■ Given task ■
Pull out every line with the word "fforest" from the entries below.

# # # # # # #

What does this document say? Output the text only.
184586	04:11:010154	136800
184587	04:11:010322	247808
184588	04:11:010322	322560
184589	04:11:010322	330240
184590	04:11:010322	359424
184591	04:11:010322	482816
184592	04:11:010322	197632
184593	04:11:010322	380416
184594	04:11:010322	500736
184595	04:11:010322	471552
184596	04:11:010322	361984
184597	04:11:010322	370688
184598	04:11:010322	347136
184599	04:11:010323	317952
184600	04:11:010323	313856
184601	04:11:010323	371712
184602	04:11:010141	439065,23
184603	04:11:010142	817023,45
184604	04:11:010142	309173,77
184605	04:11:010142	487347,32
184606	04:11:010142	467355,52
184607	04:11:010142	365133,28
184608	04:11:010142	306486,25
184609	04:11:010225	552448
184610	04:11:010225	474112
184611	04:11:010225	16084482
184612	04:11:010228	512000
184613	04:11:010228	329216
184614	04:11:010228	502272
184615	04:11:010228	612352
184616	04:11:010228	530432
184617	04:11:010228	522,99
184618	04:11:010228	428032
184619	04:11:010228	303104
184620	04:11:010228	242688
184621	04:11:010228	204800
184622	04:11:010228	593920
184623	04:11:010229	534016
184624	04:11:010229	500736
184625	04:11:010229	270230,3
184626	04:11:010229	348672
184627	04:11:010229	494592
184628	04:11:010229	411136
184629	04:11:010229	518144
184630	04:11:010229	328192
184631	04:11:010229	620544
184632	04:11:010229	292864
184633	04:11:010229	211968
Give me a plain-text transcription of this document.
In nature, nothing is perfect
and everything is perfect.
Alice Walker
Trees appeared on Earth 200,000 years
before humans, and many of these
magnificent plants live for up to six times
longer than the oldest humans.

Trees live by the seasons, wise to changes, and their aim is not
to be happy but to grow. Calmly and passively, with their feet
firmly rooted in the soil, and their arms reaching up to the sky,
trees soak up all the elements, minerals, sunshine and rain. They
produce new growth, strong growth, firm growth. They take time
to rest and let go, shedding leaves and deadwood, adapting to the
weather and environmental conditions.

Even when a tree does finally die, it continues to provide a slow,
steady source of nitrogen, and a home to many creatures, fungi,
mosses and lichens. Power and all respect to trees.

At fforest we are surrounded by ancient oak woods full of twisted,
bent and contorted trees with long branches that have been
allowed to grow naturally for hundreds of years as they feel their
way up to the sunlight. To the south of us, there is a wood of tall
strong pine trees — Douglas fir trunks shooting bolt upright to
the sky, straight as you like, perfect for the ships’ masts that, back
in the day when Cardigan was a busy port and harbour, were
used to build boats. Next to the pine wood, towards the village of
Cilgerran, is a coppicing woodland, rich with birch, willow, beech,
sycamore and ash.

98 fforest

# # # # # # #

■ Full output ■
At fforest we are surrounded by ancient oak woods full of twisted,
98 fforest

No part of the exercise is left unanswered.